_Exercise prompt_
Go through the listing and pick out each line with the word "display" in it.

_Information provided_
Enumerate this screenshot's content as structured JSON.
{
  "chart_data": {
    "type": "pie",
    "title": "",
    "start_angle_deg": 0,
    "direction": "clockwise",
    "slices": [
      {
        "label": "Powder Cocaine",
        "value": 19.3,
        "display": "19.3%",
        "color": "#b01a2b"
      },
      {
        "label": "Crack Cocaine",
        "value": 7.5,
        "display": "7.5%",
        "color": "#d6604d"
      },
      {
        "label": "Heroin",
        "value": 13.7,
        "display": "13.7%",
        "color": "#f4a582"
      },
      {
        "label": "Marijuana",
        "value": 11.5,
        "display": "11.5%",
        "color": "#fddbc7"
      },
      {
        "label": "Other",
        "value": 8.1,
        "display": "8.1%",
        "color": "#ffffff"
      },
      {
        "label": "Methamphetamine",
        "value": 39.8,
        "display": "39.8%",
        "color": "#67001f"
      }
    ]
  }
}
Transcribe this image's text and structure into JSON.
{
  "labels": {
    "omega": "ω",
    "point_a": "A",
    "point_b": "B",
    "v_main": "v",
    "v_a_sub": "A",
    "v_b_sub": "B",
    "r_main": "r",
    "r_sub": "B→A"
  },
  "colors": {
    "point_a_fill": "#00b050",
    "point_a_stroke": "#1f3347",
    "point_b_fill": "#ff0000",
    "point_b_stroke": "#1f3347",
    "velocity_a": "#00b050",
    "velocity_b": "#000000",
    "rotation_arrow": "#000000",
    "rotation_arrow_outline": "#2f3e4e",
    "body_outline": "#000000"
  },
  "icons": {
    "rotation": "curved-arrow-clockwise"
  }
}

--

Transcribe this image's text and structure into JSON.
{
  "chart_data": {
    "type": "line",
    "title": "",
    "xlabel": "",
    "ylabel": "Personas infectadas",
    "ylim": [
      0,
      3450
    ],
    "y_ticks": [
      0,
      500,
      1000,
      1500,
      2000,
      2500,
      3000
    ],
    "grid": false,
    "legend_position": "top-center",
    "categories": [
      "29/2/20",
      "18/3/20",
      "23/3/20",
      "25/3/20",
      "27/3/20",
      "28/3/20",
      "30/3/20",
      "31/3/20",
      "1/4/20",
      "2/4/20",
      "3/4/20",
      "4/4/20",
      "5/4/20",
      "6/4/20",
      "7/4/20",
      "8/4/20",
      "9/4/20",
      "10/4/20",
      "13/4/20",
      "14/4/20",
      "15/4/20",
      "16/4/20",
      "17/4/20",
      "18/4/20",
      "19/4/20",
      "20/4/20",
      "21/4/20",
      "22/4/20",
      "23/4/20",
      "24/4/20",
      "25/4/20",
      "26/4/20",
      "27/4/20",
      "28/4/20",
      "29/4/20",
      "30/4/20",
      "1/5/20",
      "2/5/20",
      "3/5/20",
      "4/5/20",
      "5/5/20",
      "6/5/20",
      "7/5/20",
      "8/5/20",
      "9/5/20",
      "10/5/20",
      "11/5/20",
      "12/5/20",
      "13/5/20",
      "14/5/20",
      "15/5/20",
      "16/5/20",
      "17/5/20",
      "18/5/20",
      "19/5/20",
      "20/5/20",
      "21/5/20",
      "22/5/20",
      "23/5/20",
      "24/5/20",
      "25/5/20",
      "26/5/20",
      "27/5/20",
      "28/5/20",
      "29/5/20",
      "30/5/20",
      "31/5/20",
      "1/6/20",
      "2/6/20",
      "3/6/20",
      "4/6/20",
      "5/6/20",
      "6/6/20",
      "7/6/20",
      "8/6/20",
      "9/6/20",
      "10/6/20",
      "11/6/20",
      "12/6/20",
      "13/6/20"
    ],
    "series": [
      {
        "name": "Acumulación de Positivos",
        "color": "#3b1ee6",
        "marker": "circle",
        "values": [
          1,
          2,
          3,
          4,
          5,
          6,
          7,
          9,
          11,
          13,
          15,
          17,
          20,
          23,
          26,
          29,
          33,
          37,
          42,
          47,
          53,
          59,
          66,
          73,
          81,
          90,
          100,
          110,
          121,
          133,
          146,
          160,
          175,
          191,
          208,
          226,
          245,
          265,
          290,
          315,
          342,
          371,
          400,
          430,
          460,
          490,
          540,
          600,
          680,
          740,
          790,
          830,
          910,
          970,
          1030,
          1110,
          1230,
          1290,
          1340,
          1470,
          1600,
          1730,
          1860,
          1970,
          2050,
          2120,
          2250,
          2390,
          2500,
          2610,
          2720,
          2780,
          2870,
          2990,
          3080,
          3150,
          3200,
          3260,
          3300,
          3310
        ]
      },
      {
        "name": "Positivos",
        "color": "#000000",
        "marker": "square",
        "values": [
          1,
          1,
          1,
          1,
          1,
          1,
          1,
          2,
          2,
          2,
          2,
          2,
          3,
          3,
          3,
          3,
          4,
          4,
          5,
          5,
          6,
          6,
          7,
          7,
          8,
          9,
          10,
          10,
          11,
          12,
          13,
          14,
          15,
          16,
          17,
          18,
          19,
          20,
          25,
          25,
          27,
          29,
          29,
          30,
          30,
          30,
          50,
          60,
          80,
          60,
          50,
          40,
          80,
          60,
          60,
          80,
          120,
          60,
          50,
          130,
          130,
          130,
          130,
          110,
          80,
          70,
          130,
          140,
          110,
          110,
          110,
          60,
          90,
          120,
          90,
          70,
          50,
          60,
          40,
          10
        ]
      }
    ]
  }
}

_Output of the task_
        "display": "19.3%",
        "display": "7.5%",
        "display": "13.7%",
        "display": "11.5%",
        "display": "8.1%",
        "display": "39.8%",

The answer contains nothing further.